▶ Description of the task:
Exactly as they appear, output all of the records. Skip any images.

Dataset entries:
..............................

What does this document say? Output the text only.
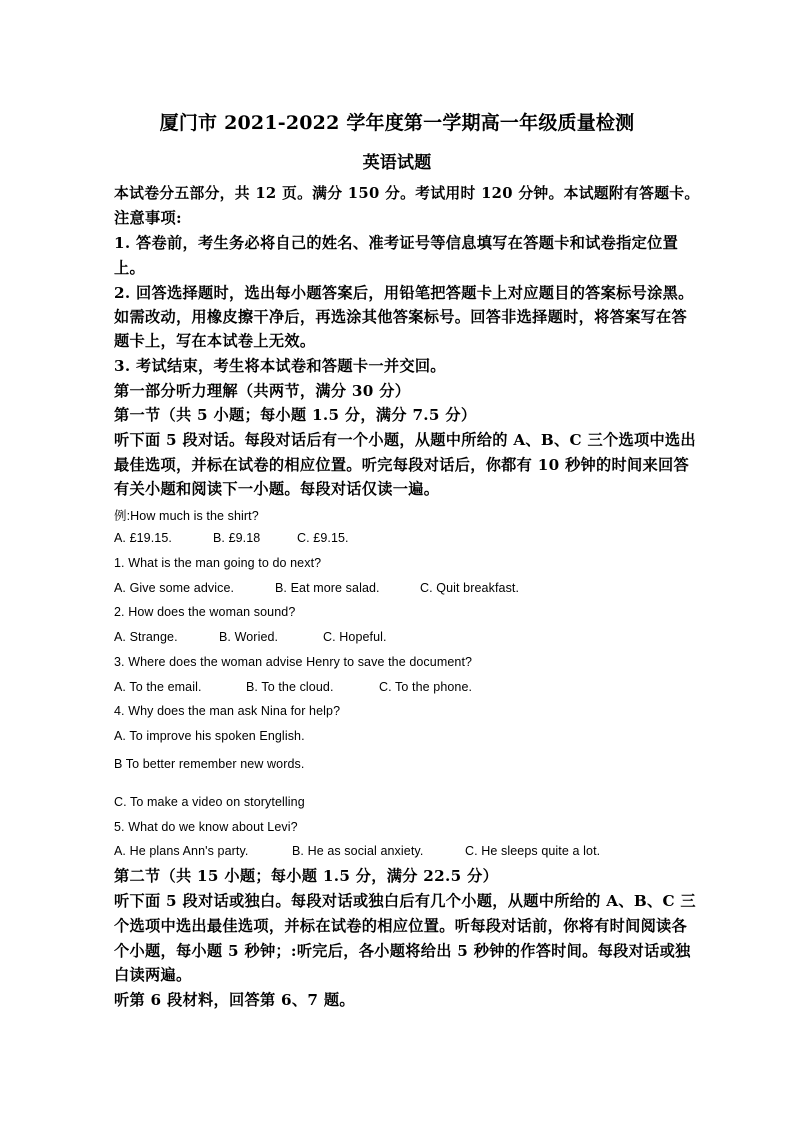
厦门市 2021-2022 学年度第一学期高一年级质量检测
英语试题
本试卷分五部分，共 12 页。满分 150 分。考试用时 120 分钟。本试题附有答题卡。
注意事项:
1. 答卷前，考生务必将自己的姓名、准考证号等信息填写在答题卡和试卷指定位置
上。
2. 回答选择题时，选出每小题答案后，用铅笔把答题卡上对应题目的答案标号涂黑。
如需改动，用橡皮擦干净后，再选涂其他答案标号。回答非选择题时，将答案写在答
题卡上，写在本试卷上无效。
3. 考试结束，考生将本试卷和答题卡一并交回。
第一部分听力理解（共两节，满分 30 分）
第一节（共 5 小题；每小题 1.5 分，满分 7.5 分）
听下面 5 段对话。每段对话后有一个小题，从题中所给的 A、B、C 三个选项中选出
最佳选项，并标在试卷的相应位置。听完每段对话后，你都有 10 秒钟的时间来回答
有关小题和阅读下一小题。每段对话仅读一遍。
例:How much is the shirt?
A. £19.15.	B. £9.18	C. £9.15.
1. What is the man going to do next?
A. Give some advice.	B. Eat more salad.	C. Quit breakfast.
2. How does the woman sound?
A. Strange.	B. Woried.	C. Hopeful.
3. Where does the woman advise Henry to save the document?
A. To the email.	B. To the cloud.	C. To the phone.
4. Why does the man ask Nina for help?
A. To improve his spoken English.
B To better remember new words.
C. To make a video on storytelling
5. What do we know about Levi?
A. He plans Ann's party.	B. He as social anxiety.	C. He sleeps quite a lot.
第二节（共 15 小题；每小题 1.5 分，满分 22.5 分）
听下面 5 段对话或独白。每段对话或独白后有几个小题，从题中所给的 A、B、C 三
个选项中选出最佳选项，并标在试卷的相应位置。听每段对话前，你将有时间阅读各
个小题，每小题 5 秒钟；:听完后，各小题将给出 5 秒钟的作答时间。每段对话或独
白读两遍。
听第 6 段材料，回答第 6、7 题。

..............................

▶ Response:
What does this document say? Output the text only.
厦门市 2021-2022 学年度第一学期高一年级质量检测
英语试题
本试卷分五部分，共 12 页。满分 150 分。考试用时 120 分钟。本试题附有答题卡。
注意事项:
1. 答卷前，考生务必将自己的姓名、准考证号等信息填写在答题卡和试卷指定位置
上。
2. 回答选择题时，选出每小题答案后，用铅笔把答题卡上对应题目的答案标号涂黑。
如需改动，用橡皮擦干净后，再选涂其他答案标号。回答非选择题时，将答案写在答
题卡上，写在本试卷上无效。
3. 考试结束，考生将本试卷和答题卡一并交回。
第一部分听力理解（共两节，满分 30 分）
第一节（共 5 小题；每小题 1.5 分，满分 7.5 分）
听下面 5 段对话。每段对话后有一个小题，从题中所给的 A、B、C 三个选项中选出
最佳选项，并标在试卷的相应位置。听完每段对话后，你都有 10 秒钟的时间来回答
有关小题和阅读下一小题。每段对话仅读一遍。
例:How much is the shirt?
A. £19.15.	B. £9.18	C. £9.15.
1. What is the man going to do next?
A. Give some advice.	B. Eat more salad.	C. Quit breakfast.
2. How does the woman sound?
A. Strange.	B. Woried.	C. Hopeful.
3. Where does the woman advise Henry to save the document?
A. To the email.	B. To the cloud.	C. To the phone.
4. Why does the man ask Nina for help?
A. To improve his spoken English.
B To better remember new words.
C. To make a video on storytelling
5. What do we know about Levi?
A. He plans Ann's party.	B. He as social anxiety.	C. He sleeps quite a lot.
第二节（共 15 小题；每小题 1.5 分，满分 22.5 分）
听下面 5 段对话或独白。每段对话或独白后有几个小题，从题中所给的 A、B、C 三
个选项中选出最佳选项，并标在试卷的相应位置。听每段对话前，你将有时间阅读各
个小题，每小题 5 秒钟；:听完后，各小题将给出 5 秒钟的作答时间。每段对话或独
白读两遍。
听第 6 段材料，回答第 6、7 题。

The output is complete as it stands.